## PROBLEM REQUIREMENTS
Working from the material below, print the lines from the line holding "Type out the text in this image." through its final line, inclusive, exactly and with nothing else; pictures are excluded.

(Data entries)
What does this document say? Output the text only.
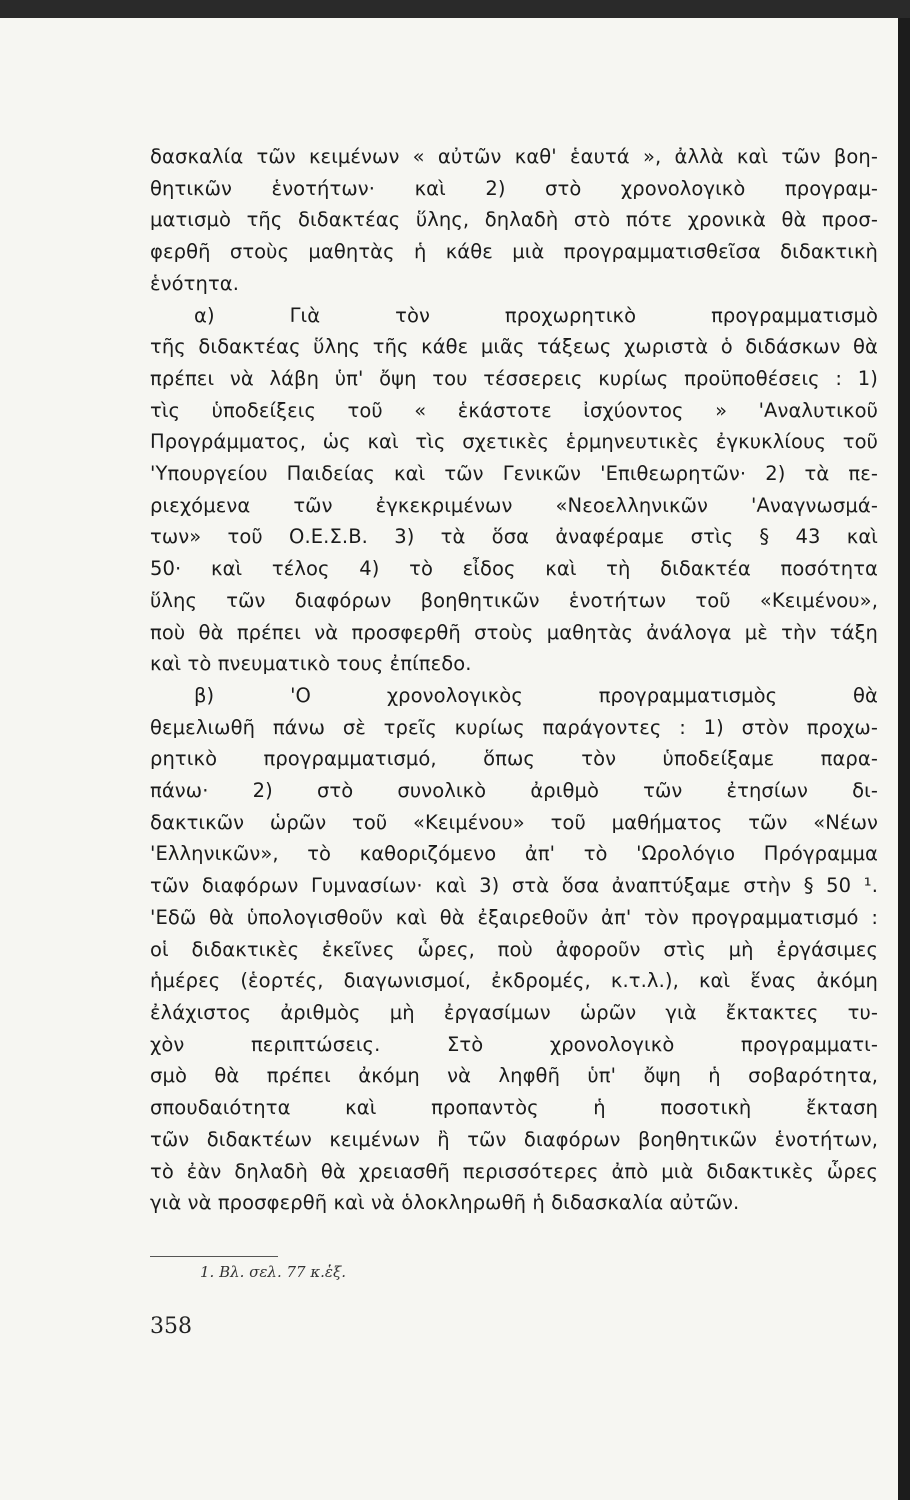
δασκαλία τῶν κειμένων « αὐτῶν καθ' ἑαυτά », ἀλλὰ καὶ τῶν βοη-
θητικῶν ἑνοτήτων· καὶ 2) στὸ χρονολογικὸ προγραμ-
ματισμὸ τῆς διδακτέας ὕλης, δηλαδὴ στὸ πότε χρονικὰ θὰ προσ-
φερθῆ στοὺς μαθητὰς ἡ κάθε μιὰ προγραμματισθεῖσα διδακτικὴ
ἑνότητα.
α) Γιὰ τὸν προχωρητικὸ προγραμματισμὸ
τῆς διδακτέας ὕλης τῆς κάθε μιᾶς τάξεως χωριστὰ ὁ διδάσκων θὰ
πρέπει νὰ λάβη ὑπ' ὄψη του τέσσερεις κυρίως προϋποθέσεις : 1)
τὶς ὑποδείξεις τοῦ « ἑκάστοτε ἰσχύοντος » 'Αναλυτικοῦ
Προγράμματος, ὡς καὶ τὶς σχετικὲς ἑρμηνευτικὲς ἐγκυκλίους τοῦ
'Υπουργείου Παιδείας καὶ τῶν Γενικῶν 'Επιθεωρητῶν· 2) τὰ πε-
ριεχόμενα τῶν ἐγκεκριμένων «Νεοελληνικῶν 'Αναγνωσμά-
των» τοῦ Ο.Ε.Σ.Β. 3) τὰ ὅσα ἀναφέραμε στὶς § 43 καὶ
50· καὶ τέλος 4) τὸ εἶδος καὶ τὴ διδακτέα ποσότητα
ὕλης τῶν διαφόρων βοηθητικῶν ἑνοτήτων τοῦ «Κειμένου»,
ποὺ θὰ πρέπει νὰ προσφερθῆ στοὺς μαθητὰς ἀνάλογα μὲ τὴν τάξη
καὶ τὸ πνευματικὸ τους ἐπίπεδο.
β) 'Ο χρονολογικὸς προγραμματισμὸς θὰ
θεμελιωθῆ πάνω σὲ τρεῖς κυρίως παράγοντες : 1) στὸν προχω-
ρητικὸ προγραμματισμό, ὅπως τὸν ὑποδείξαμε παρα-
πάνω· 2) στὸ συνολικὸ ἀριθμὸ τῶν ἐτησίων δι-
δακτικῶν ὡρῶν τοῦ «Κειμένου» τοῦ μαθήματος τῶν «Νέων
'Ελληνικῶν», τὸ καθοριζόμενο ἀπ' τὸ 'Ωρολόγιο Πρόγραμμα
τῶν διαφόρων Γυμνασίων· καὶ 3) στὰ ὅσα ἀναπτύξαμε στὴν § 50 ¹.
'Εδῶ θὰ ὑπολογισθοῦν καὶ θὰ ἐξαιρεθοῦν ἀπ' τὸν προγραμματισμό :
οἱ διδακτικὲς ἐκεῖνες ὧρες, ποὺ ἀφοροῦν στὶς μὴ ἐργάσιμες
ἡμέρες (ἑορτές, διαγωνισμοί, ἐκδρομές, κ.τ.λ.), καὶ ἕνας ἀκόμη
ἐλάχιστος ἀριθμὸς μὴ ἐργασίμων ὡρῶν γιὰ ἔκτακτες τυ-
χὸν περιπτώσεις. Στὸ χρονολογικὸ προγραμματι-
σμὸ θὰ πρέπει ἀκόμη νὰ ληφθῆ ὑπ' ὄψη ἡ σοβαρότητα,
σπουδαιότητα καὶ προπαντὸς ἡ ποσοτικὴ ἔκταση
τῶν διδακτέων κειμένων ἢ τῶν διαφόρων βοηθητικῶν ἑνοτήτων,
τὸ ἐὰν δηλαδὴ θὰ χρειασθῆ περισσότερες ἀπὸ μιὰ διδακτικὲς ὧρες
γιὰ νὰ προσφερθῆ καὶ νὰ ὁλοκληρωθῆ ἡ διδασκαλία αὐτῶν.
1. Βλ. σελ. 77 κ.ἑξ.
358
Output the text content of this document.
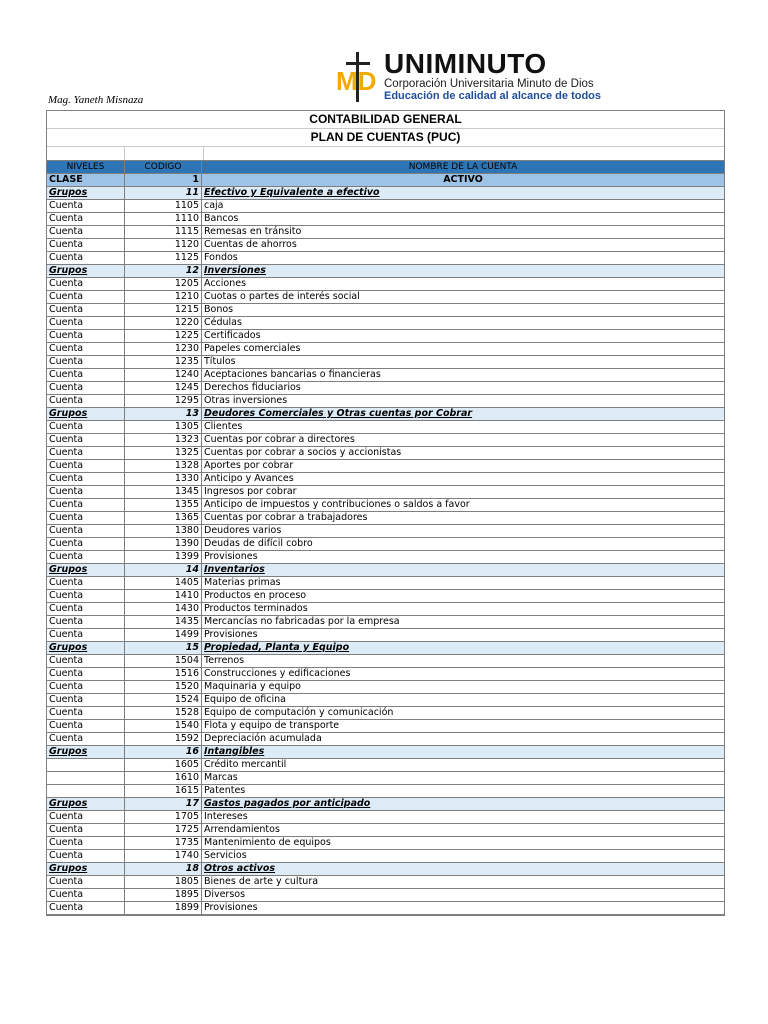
Mag. Yaneth Misnaza
MD
UNIMINUTO
Corporación Universitaria Minuto de Dios
Educación de calidad al alcance de todos
CONTABILIDAD GENERAL
PLAN DE CUENTAS (PUC)
NIVELES	CODIGO	NOMBRE DE LA CUENTA
CLASE	1	ACTIVO
Grupos	11	Efectivo y Equivalente a efectivo
Cuenta	1105	caja
Cuenta	1110	Bancos
Cuenta	1115	Remesas en tránsito
Cuenta	1120	Cuentas de ahorros
Cuenta	1125	Fondos
Grupos	12	Inversiones
Cuenta	1205	Acciones
Cuenta	1210	Cuotas o partes de interés social
Cuenta	1215	Bonos
Cuenta	1220	Cédulas
Cuenta	1225	Certificados
Cuenta	1230	Papeles comerciales
Cuenta	1235	Títulos
Cuenta	1240	Aceptaciones bancarias o financieras
Cuenta	1245	Derechos fiduciarios
Cuenta	1295	Otras inversiones
Grupos	13	Deudores Comerciales y Otras cuentas por Cobrar
Cuenta	1305	Clientes
Cuenta	1323	Cuentas por cobrar a directores
Cuenta	1325	Cuentas por cobrar a socios y accionistas
Cuenta	1328	Aportes por cobrar
Cuenta	1330	Anticipo y Avances
Cuenta	1345	Ingresos por cobrar
Cuenta	1355	Anticipo de impuestos y contribuciones o saldos a favor
Cuenta	1365	Cuentas por cobrar a trabajadores
Cuenta	1380	Deudores varios
Cuenta	1390	Deudas de difícil cobro
Cuenta	1399	Provisiones
Grupos	14	Inventarios
Cuenta	1405	Materias primas
Cuenta	1410	Productos en proceso
Cuenta	1430	Productos terminados
Cuenta	1435	Mercancías no fabricadas por la empresa
Cuenta	1499	Provisiones
Grupos	15	Propiedad, Planta y Equipo
Cuenta	1504	Terrenos
Cuenta	1516	Construcciones y edificaciones
Cuenta	1520	Maquinaria y equipo
Cuenta	1524	Equipo de oficina
Cuenta	1528	Equipo de computación y comunicación
Cuenta	1540	Flota y equipo de transporte
Cuenta	1592	Depreciación acumulada
Grupos	16	Intangibles
	1605	Crédito mercantil
	1610	Marcas
	1615	Patentes
Grupos	17	Gastos pagados por anticipado
Cuenta	1705	Intereses
Cuenta	1725	Arrendamientos
Cuenta	1735	Mantenimiento de equipos
Cuenta	1740	Servicios
Grupos	18	Otros activos
Cuenta	1805	Bienes de arte y cultura
Cuenta	1895	Diversos
Cuenta	1899	Provisiones
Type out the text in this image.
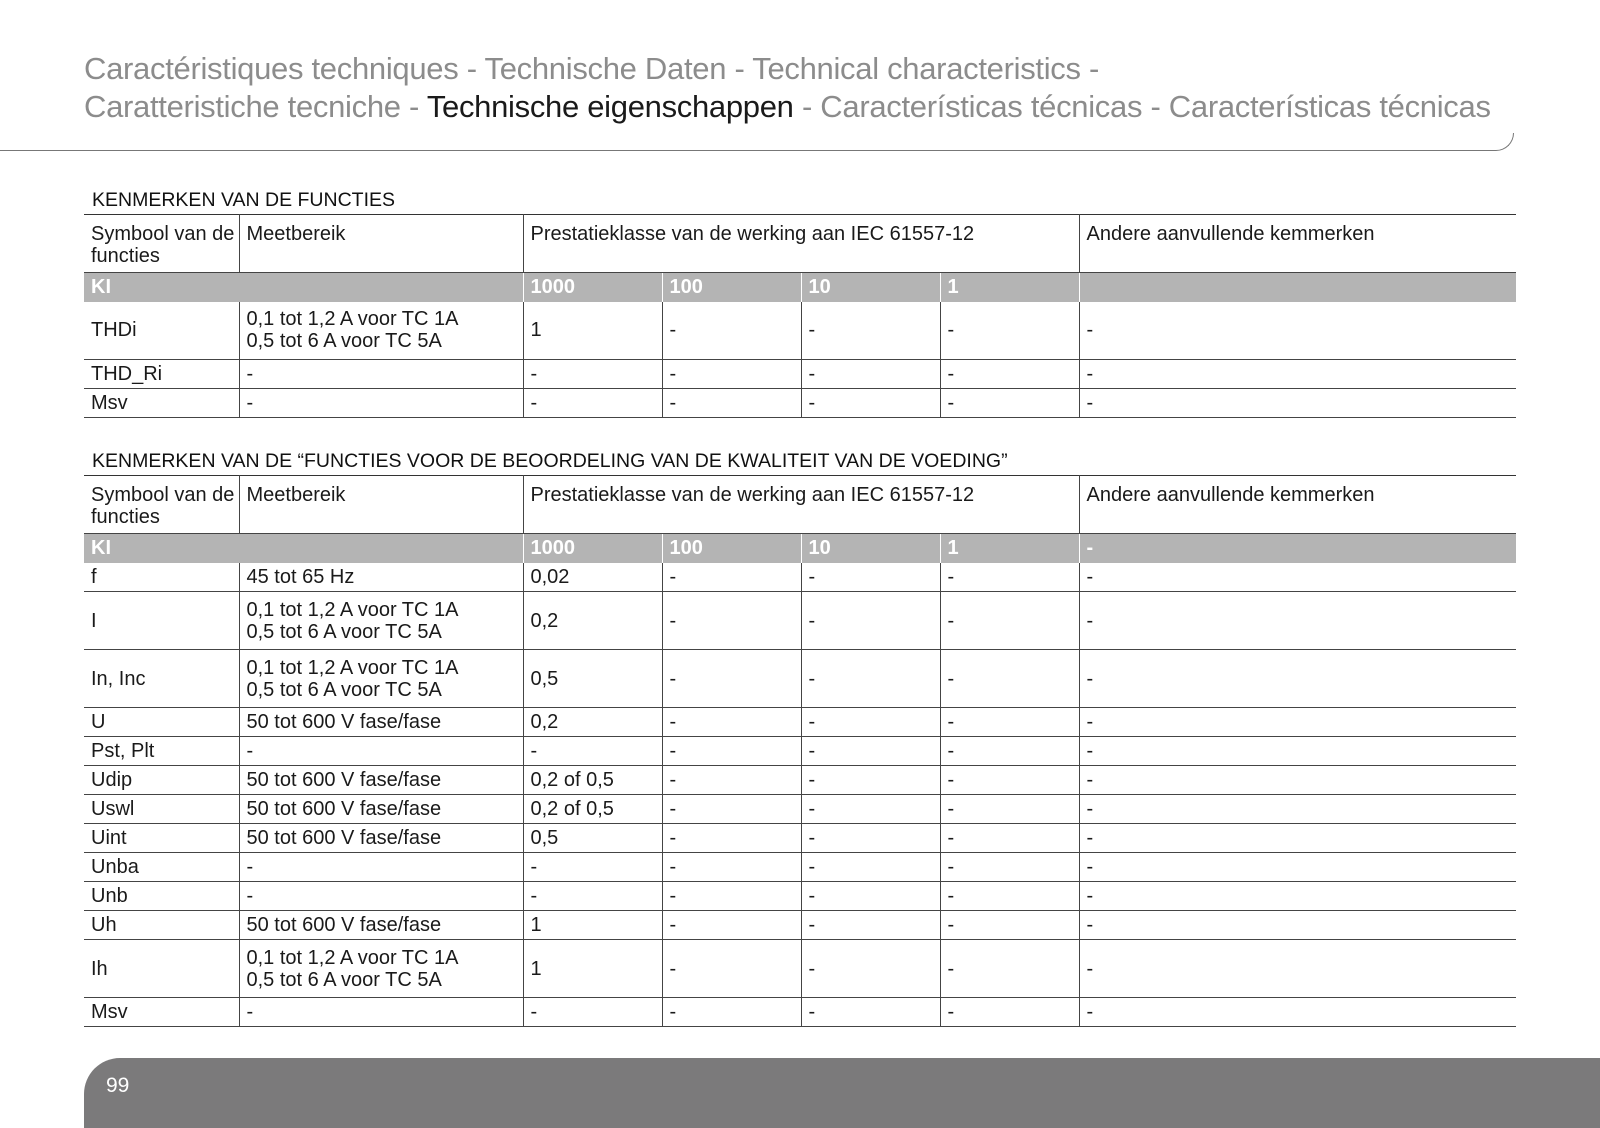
Caractéristiques techniques - Technische Daten - Technical characteristics -
Caratteristiche tecniche - Technische eigenschappen - Características técnicas - Características técnicas
KENMERKEN VAN DE FUNCTIES
Symbool van de functies	Meetbereik	Prestatieklasse van de werking aan IEC 61557-12				Andere aanvullende kemmerken
KI		1000	100	10	1	
THDi	0,1 tot 1,2 A voor TC 1A
0,5 tot 6 A voor TC 5A	1	-	-	-	-
THD_Ri	-	-	-	-	-	-
Msv	-	-	-	-	-	-
KENMERKEN VAN DE “FUNCTIES VOOR DE BEOORDELING VAN DE KWALITEIT VAN DE VOEDING”
Symbool van de functies	Meetbereik	Prestatieklasse van de werking aan IEC 61557-12				Andere aanvullende kemmerken
KI		1000	100	10	1	-
f	45 tot 65 Hz	0,02	-	-	-	-
I	0,1 tot 1,2 A voor TC 1A
0,5 tot 6 A voor TC 5A	0,2	-	-	-	-
In, Inc	0,1 tot 1,2 A voor TC 1A
0,5 tot 6 A voor TC 5A	0,5	-	-	-	-
U	50 tot 600 V fase/fase	0,2	-	-	-	-
Pst, Plt	-	-	-	-	-	-
Udip	50 tot 600 V fase/fase	0,2 of 0,5	-	-	-	-
Uswl	50 tot 600 V fase/fase	0,2 of 0,5	-	-	-	-
Uint	50 tot 600 V fase/fase	0,5	-	-	-	-
Unba	-	-	-	-	-	-
Unb	-	-	-	-	-	-
Uh	50 tot 600 V fase/fase	1	-	-	-	-
Ih	0,1 tot 1,2 A voor TC 1A
0,5 tot 6 A voor TC 5A	1	-	-	-	-
Msv	-	-	-	-	-	-
99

## RESULT
Type out the text in this image.
Caractéristiques techniques - Technische Daten - Technical characteristics -
Caratteristiche tecniche - Technische eigenschappen - Características técnicas - Características técnicas
KENMERKEN VAN DE FUNCTIES
Symbool van de functies	Meetbereik	Prestatieklasse van de werking aan IEC 61557-12				Andere aanvullende kemmerken
KI		1000	100	10	1	
THDi	0,1 tot 1,2 A voor TC 1A
0,5 tot 6 A voor TC 5A	1	-	-	-	-
THD_Ri	-	-	-	-	-	-
Msv	-	-	-	-	-	-
KENMERKEN VAN DE “FUNCTIES VOOR DE BEOORDELING VAN DE KWALITEIT VAN DE VOEDING”
Symbool van de functies	Meetbereik	Prestatieklasse van de werking aan IEC 61557-12				Andere aanvullende kemmerken
KI		1000	100	10	1	-
f	45 tot 65 Hz	0,02	-	-	-	-
I	0,1 tot 1,2 A voor TC 1A
0,5 tot 6 A voor TC 5A	0,2	-	-	-	-
In, Inc	0,1 tot 1,2 A voor TC 1A
0,5 tot 6 A voor TC 5A	0,5	-	-	-	-
U	50 tot 600 V fase/fase	0,2	-	-	-	-
Pst, Plt	-	-	-	-	-	-
Udip	50 tot 600 V fase/fase	0,2 of 0,5	-	-	-	-
Uswl	50 tot 600 V fase/fase	0,2 of 0,5	-	-	-	-
Uint	50 tot 600 V fase/fase	0,5	-	-	-	-
Unba	-	-	-	-	-	-
Unb	-	-	-	-	-	-
Uh	50 tot 600 V fase/fase	1	-	-	-	-
Ih	0,1 tot 1,2 A voor TC 1A
0,5 tot 6 A voor TC 5A	1	-	-	-	-
Msv	-	-	-	-	-	-
99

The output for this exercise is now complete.